[Data items]

○ ○ ○

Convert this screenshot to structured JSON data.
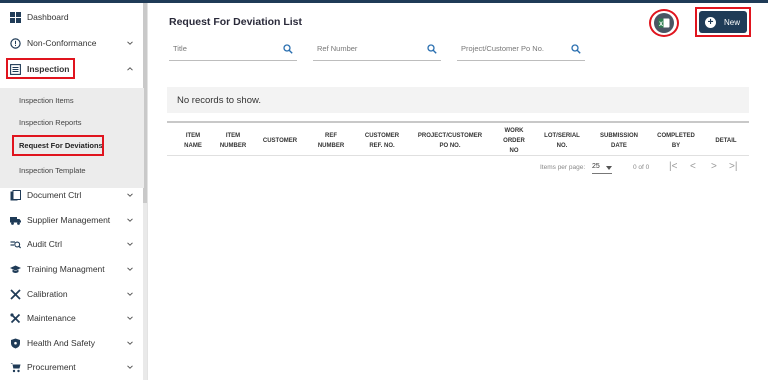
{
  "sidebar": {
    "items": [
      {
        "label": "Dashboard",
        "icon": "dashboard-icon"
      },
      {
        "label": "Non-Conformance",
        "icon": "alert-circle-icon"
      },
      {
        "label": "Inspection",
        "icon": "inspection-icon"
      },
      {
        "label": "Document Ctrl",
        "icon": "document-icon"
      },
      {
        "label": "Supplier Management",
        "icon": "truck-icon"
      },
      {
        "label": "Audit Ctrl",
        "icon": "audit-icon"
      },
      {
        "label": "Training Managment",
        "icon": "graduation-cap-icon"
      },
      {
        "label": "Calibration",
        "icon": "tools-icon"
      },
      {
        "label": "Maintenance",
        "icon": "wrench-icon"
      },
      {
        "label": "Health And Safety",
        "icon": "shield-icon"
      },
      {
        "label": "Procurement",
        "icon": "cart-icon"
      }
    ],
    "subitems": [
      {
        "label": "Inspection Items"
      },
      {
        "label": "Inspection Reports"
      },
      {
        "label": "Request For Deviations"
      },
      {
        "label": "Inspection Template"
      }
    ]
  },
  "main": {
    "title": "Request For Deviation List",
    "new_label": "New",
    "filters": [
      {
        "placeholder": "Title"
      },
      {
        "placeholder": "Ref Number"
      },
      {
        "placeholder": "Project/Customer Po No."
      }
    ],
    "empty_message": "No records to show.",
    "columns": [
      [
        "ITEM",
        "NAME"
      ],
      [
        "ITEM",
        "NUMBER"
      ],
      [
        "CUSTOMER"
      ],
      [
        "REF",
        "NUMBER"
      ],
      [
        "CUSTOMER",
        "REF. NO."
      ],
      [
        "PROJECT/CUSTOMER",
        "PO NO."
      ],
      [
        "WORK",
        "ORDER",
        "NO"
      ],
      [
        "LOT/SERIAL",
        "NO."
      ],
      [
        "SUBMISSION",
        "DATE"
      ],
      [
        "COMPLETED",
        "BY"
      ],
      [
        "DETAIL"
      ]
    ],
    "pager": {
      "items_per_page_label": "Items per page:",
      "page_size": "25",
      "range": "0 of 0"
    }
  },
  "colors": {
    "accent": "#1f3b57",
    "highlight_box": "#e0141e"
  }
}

○ ○ ○

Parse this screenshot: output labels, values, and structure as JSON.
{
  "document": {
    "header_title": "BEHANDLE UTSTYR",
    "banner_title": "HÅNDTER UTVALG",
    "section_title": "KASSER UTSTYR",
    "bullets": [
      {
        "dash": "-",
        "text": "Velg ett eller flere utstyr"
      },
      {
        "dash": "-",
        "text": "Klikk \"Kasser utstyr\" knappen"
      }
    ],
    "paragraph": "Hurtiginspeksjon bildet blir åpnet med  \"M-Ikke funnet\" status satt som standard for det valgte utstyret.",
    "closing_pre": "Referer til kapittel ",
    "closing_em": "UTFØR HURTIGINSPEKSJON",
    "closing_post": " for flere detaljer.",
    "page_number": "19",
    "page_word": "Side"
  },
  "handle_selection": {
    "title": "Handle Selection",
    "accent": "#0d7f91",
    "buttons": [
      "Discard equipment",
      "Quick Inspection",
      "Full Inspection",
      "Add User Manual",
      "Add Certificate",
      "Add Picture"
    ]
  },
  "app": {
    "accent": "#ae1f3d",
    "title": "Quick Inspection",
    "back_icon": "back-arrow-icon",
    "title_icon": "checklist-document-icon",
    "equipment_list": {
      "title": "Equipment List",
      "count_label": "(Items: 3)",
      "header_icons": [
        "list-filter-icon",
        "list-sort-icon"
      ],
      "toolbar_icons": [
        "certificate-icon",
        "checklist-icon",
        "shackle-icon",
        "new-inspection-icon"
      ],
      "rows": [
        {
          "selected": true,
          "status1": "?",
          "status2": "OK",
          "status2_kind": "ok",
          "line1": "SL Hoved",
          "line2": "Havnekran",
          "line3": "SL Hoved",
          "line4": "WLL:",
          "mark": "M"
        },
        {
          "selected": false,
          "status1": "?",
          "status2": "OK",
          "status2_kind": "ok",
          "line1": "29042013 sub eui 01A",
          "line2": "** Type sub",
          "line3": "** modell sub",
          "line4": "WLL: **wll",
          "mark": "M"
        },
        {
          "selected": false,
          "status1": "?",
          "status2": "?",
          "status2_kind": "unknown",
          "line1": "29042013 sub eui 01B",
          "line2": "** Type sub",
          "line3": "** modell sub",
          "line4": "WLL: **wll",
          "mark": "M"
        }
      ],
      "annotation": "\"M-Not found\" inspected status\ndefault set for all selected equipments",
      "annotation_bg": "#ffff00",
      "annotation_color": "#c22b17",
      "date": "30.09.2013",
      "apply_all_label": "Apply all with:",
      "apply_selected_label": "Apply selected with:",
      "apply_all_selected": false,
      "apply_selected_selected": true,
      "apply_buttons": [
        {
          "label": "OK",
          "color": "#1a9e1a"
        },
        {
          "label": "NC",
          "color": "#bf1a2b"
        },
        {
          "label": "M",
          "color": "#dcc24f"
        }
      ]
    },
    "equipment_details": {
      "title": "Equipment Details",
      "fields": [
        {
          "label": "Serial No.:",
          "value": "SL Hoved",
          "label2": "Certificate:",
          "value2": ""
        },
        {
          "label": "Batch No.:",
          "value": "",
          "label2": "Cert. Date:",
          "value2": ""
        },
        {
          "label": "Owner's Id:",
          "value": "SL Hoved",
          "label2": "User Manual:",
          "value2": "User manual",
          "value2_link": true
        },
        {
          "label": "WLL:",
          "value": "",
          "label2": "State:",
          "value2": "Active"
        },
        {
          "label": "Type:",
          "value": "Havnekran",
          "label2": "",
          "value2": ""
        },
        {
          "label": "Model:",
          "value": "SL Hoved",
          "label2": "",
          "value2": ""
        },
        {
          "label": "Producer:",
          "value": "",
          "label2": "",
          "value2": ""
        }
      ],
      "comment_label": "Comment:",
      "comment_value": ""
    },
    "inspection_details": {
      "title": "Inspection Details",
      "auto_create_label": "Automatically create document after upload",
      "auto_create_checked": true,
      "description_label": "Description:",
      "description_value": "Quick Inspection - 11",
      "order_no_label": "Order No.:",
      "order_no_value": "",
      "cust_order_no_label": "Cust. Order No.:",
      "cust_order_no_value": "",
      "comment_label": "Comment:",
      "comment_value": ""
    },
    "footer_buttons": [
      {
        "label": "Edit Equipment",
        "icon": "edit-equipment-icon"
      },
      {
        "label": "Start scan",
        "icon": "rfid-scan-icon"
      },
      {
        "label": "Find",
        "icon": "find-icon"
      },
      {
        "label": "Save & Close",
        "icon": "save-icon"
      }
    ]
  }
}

○ ○ ○

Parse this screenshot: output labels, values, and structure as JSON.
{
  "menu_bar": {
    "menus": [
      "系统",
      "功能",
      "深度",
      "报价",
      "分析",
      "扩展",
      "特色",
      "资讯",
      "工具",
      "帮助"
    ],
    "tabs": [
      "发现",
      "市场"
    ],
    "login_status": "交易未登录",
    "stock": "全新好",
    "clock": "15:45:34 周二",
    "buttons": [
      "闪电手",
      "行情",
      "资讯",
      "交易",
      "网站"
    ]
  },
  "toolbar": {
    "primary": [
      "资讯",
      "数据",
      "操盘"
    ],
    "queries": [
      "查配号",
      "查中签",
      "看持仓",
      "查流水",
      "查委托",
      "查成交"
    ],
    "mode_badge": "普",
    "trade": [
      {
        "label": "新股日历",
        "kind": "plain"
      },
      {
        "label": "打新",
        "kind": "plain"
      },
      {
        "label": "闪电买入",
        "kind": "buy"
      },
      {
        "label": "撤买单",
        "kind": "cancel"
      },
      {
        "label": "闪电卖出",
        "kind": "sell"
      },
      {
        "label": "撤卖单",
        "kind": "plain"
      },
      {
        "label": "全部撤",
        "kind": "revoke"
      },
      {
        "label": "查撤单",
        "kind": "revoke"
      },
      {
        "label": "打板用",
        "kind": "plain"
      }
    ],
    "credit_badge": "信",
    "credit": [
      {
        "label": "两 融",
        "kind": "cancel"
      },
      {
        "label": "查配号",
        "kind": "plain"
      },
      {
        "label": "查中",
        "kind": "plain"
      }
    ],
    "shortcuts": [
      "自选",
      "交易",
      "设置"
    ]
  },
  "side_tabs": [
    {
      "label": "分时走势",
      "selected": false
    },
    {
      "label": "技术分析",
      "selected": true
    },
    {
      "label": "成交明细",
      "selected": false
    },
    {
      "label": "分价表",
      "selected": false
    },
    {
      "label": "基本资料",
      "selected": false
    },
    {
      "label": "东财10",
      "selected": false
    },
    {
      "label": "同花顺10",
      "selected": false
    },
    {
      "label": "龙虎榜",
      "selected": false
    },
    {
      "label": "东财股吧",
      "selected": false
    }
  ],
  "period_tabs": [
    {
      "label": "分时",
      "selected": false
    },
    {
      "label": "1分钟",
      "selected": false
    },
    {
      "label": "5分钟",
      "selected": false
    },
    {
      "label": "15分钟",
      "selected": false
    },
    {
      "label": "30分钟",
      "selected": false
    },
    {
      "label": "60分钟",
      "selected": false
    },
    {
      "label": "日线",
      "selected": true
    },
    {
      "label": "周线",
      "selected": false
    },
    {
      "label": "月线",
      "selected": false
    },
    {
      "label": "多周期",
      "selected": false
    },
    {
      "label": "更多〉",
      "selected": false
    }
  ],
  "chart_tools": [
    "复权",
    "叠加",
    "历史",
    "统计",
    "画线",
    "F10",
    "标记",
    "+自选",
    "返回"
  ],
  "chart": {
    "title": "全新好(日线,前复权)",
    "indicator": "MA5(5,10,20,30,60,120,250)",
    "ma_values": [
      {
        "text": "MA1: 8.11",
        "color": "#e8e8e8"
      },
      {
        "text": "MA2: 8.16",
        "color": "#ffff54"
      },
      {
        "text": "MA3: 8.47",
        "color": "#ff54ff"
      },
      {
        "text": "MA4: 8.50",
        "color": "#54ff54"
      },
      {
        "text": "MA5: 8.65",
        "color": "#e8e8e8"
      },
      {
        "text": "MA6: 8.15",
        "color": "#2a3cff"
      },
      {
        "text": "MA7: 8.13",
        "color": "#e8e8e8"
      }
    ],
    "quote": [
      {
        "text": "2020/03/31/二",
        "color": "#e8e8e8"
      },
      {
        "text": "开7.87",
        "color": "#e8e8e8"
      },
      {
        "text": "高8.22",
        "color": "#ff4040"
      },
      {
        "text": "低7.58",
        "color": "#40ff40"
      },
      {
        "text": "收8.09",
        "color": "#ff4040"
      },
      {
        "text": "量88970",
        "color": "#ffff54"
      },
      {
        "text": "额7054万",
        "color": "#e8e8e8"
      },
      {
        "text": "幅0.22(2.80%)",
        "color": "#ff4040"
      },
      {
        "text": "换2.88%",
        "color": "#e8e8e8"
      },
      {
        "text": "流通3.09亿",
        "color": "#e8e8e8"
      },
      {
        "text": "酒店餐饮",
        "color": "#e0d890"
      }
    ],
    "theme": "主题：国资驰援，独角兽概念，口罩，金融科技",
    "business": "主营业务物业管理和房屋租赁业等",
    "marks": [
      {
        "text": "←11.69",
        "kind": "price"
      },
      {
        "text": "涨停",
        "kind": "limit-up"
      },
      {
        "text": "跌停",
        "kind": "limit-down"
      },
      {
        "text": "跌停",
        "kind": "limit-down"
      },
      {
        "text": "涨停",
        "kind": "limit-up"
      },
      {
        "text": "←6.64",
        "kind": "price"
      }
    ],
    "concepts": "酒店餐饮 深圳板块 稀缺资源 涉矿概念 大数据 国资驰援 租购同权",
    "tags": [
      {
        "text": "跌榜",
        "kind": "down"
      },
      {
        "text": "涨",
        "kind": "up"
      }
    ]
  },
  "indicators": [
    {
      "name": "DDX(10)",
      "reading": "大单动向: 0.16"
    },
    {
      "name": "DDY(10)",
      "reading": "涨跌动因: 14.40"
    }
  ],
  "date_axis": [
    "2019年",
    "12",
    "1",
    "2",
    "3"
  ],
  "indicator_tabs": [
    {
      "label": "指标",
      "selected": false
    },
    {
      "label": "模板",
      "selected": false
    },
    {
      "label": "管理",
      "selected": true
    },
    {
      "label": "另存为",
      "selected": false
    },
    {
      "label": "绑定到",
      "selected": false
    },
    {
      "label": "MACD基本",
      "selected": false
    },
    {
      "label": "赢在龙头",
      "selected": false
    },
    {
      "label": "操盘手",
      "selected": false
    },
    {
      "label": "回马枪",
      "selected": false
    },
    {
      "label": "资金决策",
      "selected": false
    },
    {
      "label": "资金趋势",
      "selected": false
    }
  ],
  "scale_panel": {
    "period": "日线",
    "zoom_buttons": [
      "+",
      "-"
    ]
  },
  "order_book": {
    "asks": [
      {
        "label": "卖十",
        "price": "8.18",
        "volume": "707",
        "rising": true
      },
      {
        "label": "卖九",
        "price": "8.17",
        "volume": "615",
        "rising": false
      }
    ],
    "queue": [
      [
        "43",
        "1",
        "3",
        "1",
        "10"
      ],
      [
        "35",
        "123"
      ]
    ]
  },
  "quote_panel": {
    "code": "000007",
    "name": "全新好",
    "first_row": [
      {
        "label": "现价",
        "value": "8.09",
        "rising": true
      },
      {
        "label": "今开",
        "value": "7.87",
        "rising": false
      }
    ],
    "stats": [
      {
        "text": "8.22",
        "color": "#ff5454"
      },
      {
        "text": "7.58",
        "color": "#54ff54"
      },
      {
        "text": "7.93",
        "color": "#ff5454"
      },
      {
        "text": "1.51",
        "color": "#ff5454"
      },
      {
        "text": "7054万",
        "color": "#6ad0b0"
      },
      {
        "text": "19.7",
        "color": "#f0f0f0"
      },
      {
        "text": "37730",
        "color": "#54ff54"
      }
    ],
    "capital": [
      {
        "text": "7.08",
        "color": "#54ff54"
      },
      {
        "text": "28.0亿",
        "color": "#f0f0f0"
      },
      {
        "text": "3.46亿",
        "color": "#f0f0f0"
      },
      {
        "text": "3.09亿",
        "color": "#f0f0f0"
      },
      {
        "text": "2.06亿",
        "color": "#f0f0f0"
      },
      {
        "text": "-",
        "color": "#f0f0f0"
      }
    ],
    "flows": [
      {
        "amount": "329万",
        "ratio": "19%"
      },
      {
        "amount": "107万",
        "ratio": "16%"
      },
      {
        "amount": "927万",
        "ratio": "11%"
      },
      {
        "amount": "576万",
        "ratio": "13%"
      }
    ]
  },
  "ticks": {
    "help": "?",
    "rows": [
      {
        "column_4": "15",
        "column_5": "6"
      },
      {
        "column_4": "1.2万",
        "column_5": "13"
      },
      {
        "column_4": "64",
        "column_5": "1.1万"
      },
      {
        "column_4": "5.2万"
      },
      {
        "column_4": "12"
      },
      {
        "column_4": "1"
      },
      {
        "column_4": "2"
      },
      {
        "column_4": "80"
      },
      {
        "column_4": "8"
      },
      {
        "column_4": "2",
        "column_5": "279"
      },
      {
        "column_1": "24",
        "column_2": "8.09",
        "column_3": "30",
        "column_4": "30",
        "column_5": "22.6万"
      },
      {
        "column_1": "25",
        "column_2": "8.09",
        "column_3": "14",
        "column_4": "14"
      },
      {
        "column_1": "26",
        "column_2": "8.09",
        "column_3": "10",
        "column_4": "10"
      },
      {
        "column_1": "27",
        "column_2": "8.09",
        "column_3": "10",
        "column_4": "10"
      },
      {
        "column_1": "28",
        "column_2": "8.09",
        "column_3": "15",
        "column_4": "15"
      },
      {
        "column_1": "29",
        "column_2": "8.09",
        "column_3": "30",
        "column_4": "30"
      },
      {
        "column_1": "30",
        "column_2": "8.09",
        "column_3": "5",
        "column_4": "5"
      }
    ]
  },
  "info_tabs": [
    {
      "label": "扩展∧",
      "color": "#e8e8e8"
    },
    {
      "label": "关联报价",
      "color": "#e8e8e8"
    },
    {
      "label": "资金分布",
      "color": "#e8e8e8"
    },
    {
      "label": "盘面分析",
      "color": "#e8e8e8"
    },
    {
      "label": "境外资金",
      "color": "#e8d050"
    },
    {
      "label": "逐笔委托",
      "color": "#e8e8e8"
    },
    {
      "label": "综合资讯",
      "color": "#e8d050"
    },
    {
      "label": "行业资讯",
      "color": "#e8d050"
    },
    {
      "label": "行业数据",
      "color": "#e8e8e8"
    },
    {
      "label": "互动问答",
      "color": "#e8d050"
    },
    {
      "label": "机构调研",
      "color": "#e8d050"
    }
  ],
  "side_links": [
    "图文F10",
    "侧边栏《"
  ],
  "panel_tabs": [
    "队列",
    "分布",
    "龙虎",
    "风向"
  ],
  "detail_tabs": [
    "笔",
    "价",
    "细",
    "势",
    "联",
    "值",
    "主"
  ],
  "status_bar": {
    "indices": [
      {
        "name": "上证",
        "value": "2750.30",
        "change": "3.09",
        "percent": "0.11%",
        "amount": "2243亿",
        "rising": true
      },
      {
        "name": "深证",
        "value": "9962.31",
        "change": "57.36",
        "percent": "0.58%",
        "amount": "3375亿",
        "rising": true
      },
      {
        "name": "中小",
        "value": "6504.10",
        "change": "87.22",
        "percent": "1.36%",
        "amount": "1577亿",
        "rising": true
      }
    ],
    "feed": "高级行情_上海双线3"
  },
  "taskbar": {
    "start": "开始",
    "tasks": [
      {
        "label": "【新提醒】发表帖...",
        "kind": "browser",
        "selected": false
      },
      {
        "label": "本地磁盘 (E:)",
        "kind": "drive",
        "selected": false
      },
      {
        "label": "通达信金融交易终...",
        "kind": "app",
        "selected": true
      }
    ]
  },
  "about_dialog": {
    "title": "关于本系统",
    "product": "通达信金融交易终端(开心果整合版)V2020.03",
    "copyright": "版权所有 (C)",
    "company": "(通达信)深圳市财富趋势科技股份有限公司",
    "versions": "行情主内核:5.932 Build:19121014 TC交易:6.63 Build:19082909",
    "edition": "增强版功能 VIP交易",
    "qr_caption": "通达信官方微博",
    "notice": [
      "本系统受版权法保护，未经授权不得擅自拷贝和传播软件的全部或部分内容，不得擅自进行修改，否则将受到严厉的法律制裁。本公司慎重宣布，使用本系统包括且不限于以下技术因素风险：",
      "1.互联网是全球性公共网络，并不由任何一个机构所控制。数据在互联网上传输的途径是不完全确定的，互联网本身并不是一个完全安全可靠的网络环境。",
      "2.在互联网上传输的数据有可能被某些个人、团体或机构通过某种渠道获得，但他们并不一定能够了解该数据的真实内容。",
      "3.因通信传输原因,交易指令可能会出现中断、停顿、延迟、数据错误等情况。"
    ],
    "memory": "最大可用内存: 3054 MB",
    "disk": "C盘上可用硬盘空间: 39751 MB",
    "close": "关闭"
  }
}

○ ○ ○

WHAT THIS TASK INVOLVES | Each line in the listing above that contains "with" should be copied.

ANSWER BELOW |
      "apply_all_label": "Apply all with:",
      "apply_selected_label": "Apply selected with:",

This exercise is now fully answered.